[Dataset entries]
══════════
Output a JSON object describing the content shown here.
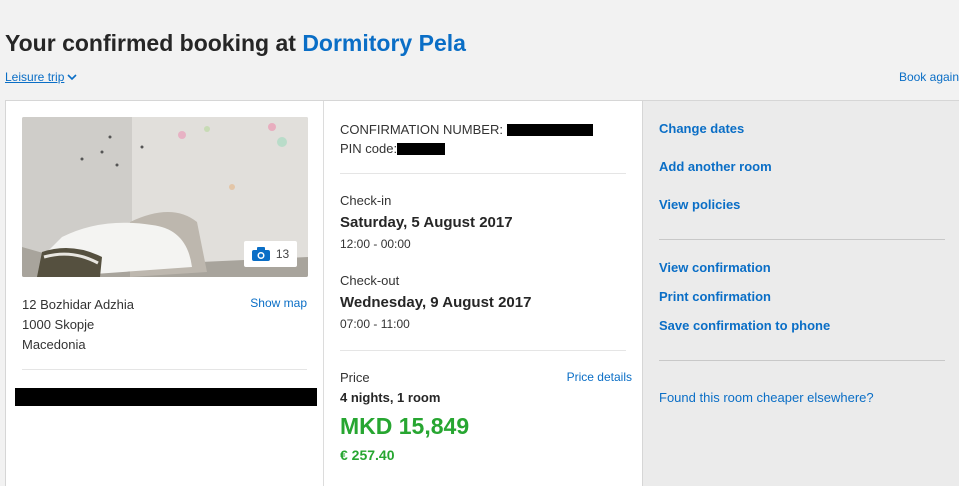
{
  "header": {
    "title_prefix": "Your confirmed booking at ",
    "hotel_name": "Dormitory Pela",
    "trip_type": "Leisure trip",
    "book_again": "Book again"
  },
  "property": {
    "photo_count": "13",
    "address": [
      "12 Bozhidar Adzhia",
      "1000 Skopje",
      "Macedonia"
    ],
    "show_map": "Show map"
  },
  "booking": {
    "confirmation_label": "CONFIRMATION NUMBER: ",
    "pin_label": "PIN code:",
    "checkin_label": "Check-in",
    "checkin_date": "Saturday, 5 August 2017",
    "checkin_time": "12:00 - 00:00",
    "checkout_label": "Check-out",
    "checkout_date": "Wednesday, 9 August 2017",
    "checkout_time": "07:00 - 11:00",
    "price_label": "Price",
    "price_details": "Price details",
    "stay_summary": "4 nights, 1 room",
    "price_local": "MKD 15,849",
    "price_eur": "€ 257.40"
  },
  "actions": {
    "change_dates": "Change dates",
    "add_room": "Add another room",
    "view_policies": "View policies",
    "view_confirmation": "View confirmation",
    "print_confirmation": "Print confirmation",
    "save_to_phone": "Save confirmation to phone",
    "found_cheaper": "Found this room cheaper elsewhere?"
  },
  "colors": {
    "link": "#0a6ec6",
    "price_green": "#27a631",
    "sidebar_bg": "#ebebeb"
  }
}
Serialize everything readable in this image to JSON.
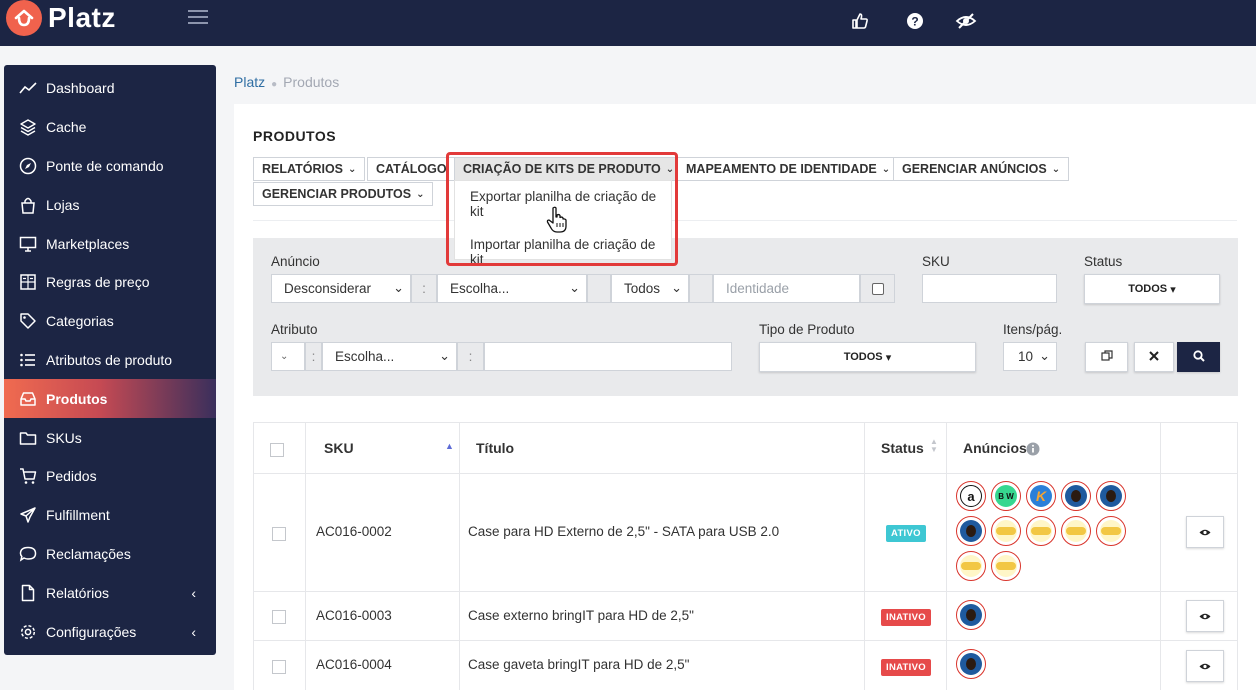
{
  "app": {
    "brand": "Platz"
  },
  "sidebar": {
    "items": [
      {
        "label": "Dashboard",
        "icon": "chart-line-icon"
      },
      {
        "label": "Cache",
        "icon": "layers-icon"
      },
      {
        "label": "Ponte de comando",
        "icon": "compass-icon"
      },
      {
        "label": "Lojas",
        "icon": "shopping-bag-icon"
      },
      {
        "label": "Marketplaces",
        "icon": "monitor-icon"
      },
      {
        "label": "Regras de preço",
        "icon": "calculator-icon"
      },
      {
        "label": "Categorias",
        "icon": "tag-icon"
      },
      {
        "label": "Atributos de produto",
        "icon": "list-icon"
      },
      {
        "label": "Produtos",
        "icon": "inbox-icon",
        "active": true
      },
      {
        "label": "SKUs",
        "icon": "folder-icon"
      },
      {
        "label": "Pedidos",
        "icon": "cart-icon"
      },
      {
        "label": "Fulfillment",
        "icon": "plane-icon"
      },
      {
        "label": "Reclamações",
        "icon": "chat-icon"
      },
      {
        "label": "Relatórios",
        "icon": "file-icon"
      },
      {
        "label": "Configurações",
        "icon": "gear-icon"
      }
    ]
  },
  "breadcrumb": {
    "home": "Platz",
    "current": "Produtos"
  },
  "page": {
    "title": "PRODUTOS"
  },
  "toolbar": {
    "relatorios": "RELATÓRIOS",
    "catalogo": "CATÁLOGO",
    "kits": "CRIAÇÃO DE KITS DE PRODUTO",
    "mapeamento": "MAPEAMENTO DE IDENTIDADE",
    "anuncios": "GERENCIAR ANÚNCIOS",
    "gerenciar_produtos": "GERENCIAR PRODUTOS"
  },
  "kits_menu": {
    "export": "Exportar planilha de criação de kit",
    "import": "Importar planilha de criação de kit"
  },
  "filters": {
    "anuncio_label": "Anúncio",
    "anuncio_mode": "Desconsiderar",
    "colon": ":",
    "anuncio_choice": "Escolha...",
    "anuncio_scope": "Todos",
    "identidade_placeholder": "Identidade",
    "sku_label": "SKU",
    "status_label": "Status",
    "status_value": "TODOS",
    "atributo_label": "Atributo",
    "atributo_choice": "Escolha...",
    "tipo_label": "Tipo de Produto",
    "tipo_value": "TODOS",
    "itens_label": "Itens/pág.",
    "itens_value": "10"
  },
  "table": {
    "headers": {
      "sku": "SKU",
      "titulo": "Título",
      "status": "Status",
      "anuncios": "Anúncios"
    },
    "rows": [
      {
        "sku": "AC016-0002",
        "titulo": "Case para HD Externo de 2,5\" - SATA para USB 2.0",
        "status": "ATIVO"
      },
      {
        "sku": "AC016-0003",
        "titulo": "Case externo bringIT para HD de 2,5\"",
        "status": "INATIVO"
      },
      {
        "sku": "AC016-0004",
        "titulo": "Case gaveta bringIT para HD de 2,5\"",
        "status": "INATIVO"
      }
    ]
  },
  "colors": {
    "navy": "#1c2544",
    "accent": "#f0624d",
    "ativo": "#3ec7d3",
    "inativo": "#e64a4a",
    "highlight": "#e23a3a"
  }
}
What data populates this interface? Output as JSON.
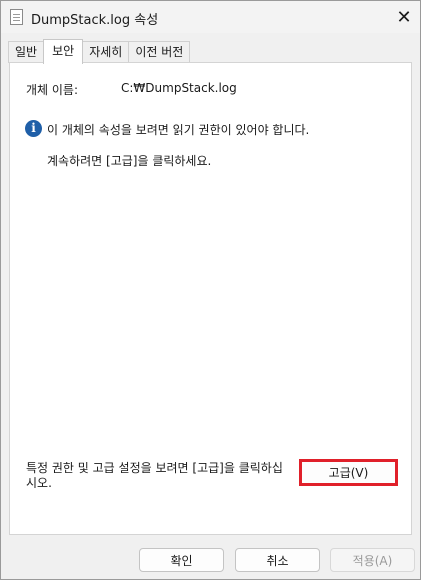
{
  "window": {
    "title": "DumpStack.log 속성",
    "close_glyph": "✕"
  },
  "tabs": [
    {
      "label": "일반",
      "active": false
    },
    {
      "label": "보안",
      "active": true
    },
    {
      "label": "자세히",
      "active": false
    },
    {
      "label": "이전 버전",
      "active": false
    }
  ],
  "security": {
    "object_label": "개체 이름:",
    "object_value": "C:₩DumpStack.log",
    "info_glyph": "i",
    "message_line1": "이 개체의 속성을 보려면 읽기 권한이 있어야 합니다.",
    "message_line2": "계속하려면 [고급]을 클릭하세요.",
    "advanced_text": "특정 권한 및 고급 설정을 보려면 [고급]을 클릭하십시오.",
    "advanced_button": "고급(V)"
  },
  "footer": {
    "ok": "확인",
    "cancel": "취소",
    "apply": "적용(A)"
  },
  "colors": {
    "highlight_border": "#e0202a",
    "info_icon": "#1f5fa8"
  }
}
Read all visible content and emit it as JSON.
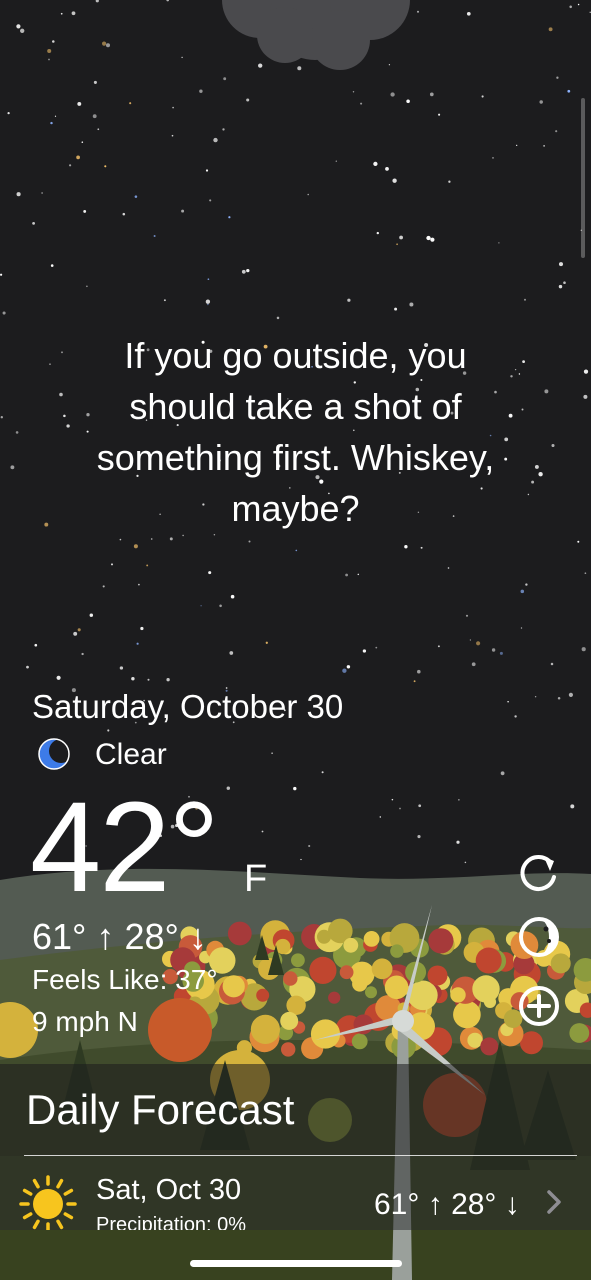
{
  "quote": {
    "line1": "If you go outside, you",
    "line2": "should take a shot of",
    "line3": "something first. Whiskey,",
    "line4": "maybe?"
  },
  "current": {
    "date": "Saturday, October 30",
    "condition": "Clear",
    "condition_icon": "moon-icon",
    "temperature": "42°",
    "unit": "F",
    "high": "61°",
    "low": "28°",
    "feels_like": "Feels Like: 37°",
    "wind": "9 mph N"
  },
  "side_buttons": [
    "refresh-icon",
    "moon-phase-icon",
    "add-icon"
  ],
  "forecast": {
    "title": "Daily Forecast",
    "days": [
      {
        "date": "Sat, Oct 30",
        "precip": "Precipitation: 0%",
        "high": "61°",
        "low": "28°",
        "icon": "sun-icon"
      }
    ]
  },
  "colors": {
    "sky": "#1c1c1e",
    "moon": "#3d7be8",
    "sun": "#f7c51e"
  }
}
══════════
■ What is expected
Write the records above out again exactly, with no pictures in your copy.

■ Expected answer
Output a JSON object describing the content shown here.
{
  "header": {
    "title_prefix": "Your confirmed booking at ",
    "hotel_name": "Dormitory Pela",
    "trip_type": "Leisure trip",
    "book_again": "Book again"
  },
  "property": {
    "photo_count": "13",
    "address": [
      "12 Bozhidar Adzhia",
      "1000 Skopje",
      "Macedonia"
    ],
    "show_map": "Show map"
  },
  "booking": {
    "confirmation_label": "CONFIRMATION NUMBER: ",
    "pin_label": "PIN code:",
    "checkin_label": "Check-in",
    "checkin_date": "Saturday, 5 August 2017",
    "checkin_time": "12:00 - 00:00",
    "checkout_label": "Check-out",
    "checkout_date": "Wednesday, 9 August 2017",
    "checkout_time": "07:00 - 11:00",
    "price_label": "Price",
    "price_details": "Price details",
    "stay_summary": "4 nights, 1 room",
    "price_local": "MKD 15,849",
    "price_eur": "€ 257.40"
  },
  "actions": {
    "change_dates": "Change dates",
    "add_room": "Add another room",
    "view_policies": "View policies",
    "view_confirmation": "View confirmation",
    "print_confirmation": "Print confirmation",
    "save_to_phone": "Save confirmation to phone",
    "found_cheaper": "Found this room cheaper elsewhere?"
  },
  "colors": {
    "link": "#0a6ec6",
    "price_green": "#27a631",
    "sidebar_bg": "#ebebeb"
  }
}
Serialize everything readable in this image to JSON.
{
  "app": {
    "brand": "Platz"
  },
  "sidebar": {
    "items": [
      {
        "label": "Dashboard",
        "icon": "chart-line-icon"
      },
      {
        "label": "Cache",
        "icon": "layers-icon"
      },
      {
        "label": "Ponte de comando",
        "icon": "compass-icon"
      },
      {
        "label": "Lojas",
        "icon": "shopping-bag-icon"
      },
      {
        "label": "Marketplaces",
        "icon": "monitor-icon"
      },
      {
        "label": "Regras de preço",
        "icon": "calculator-icon"
      },
      {
        "label": "Categorias",
        "icon": "tag-icon"
      },
      {
        "label": "Atributos de produto",
        "icon": "list-icon"
      },
      {
        "label": "Produtos",
        "icon": "inbox-icon",
        "active": true
      },
      {
        "label": "SKUs",
        "icon": "folder-icon"
      },
      {
        "label": "Pedidos",
        "icon": "cart-icon"
      },
      {
        "label": "Fulfillment",
        "icon": "plane-icon"
      },
      {
        "label": "Reclamações",
        "icon": "chat-icon"
      },
      {
        "label": "Relatórios",
        "icon": "file-icon"
      },
      {
        "label": "Configurações",
        "icon": "gear-icon"
      }
    ]
  },
  "breadcrumb": {
    "home": "Platz",
    "current": "Produtos"
  },
  "page": {
    "title": "PRODUTOS"
  },
  "toolbar": {
    "relatorios": "RELATÓRIOS",
    "catalogo": "CATÁLOGO",
    "kits": "CRIAÇÃO DE KITS DE PRODUTO",
    "mapeamento": "MAPEAMENTO DE IDENTIDADE",
    "anuncios": "GERENCIAR ANÚNCIOS",
    "gerenciar_produtos": "GERENCIAR PRODUTOS"
  },
  "kits_menu": {
    "export": "Exportar planilha de criação de kit",
    "import": "Importar planilha de criação de kit"
  },
  "filters": {
    "anuncio_label": "Anúncio",
    "anuncio_mode": "Desconsiderar",
    "colon": ":",
    "anuncio_choice": "Escolha...",
    "anuncio_scope": "Todos",
    "identidade_placeholder": "Identidade",
    "sku_label": "SKU",
    "status_label": "Status",
    "status_value": "TODOS",
    "atributo_label": "Atributo",
    "atributo_choice": "Escolha...",
    "tipo_label": "Tipo de Produto",
    "tipo_value": "TODOS",
    "itens_label": "Itens/pág.",
    "itens_value": "10"
  },
  "table": {
    "headers": {
      "sku": "SKU",
      "titulo": "Título",
      "status": "Status",
      "anuncios": "Anúncios"
    },
    "rows": [
      {
        "sku": "AC016-0002",
        "titulo": "Case para HD Externo de 2,5\" - SATA para USB 2.0",
        "status": "ATIVO"
      },
      {
        "sku": "AC016-0003",
        "titulo": "Case externo bringIT para HD de 2,5\"",
        "status": "INATIVO"
      },
      {
        "sku": "AC016-0004",
        "titulo": "Case gaveta bringIT para HD de 2,5\"",
        "status": "INATIVO"
      }
    ]
  },
  "colors": {
    "navy": "#1c2544",
    "accent": "#f0624d",
    "ativo": "#3ec7d3",
    "inativo": "#e64a4a",
    "highlight": "#e23a3a"
  }
}
What data populates this interface? Output as JSON.
{
  "window": {
    "title": "DumpStack.log 속성",
    "close_glyph": "✕"
  },
  "tabs": [
    {
      "label": "일반",
      "active": false
    },
    {
      "label": "보안",
      "active": true
    },
    {
      "label": "자세히",
      "active": false
    },
    {
      "label": "이전 버전",
      "active": false
    }
  ],
  "security": {
    "object_label": "개체 이름:",
    "object_value": "C:₩DumpStack.log",
    "info_glyph": "i",
    "message_line1": "이 개체의 속성을 보려면 읽기 권한이 있어야 합니다.",
    "message_line2": "계속하려면 [고급]을 클릭하세요.",
    "advanced_text": "특정 권한 및 고급 설정을 보려면 [고급]을 클릭하십시오.",
    "advanced_button": "고급(V)"
  },
  "footer": {
    "ok": "확인",
    "cancel": "취소",
    "apply": "적용(A)"
  },
  "colors": {
    "highlight_border": "#e0202a",
    "info_icon": "#1f5fa8"
  }
}
Read all visible content and emit it as JSON.
{
  "quote": {
    "line1": "If you go outside, you",
    "line2": "should take a shot of",
    "line3": "something first. Whiskey,",
    "line4": "maybe?"
  },
  "current": {
    "date": "Saturday, October 30",
    "condition": "Clear",
    "condition_icon": "moon-icon",
    "temperature": "42°",
    "unit": "F",
    "high": "61°",
    "low": "28°",
    "feels_like": "Feels Like: 37°",
    "wind": "9 mph N"
  },
  "side_buttons": [
    "refresh-icon",
    "moon-phase-icon",
    "add-icon"
  ],
  "forecast": {
    "title": "Daily Forecast",
    "days": [
      {
        "date": "Sat, Oct 30",
        "precip": "Precipitation: 0%",
        "high": "61°",
        "low": "28°",
        "icon": "sun-icon"
      }
    ]
  },
  "colors": {
    "sky": "#1c1c1e",
    "moon": "#3d7be8",
    "sun": "#f7c51e"
  }
}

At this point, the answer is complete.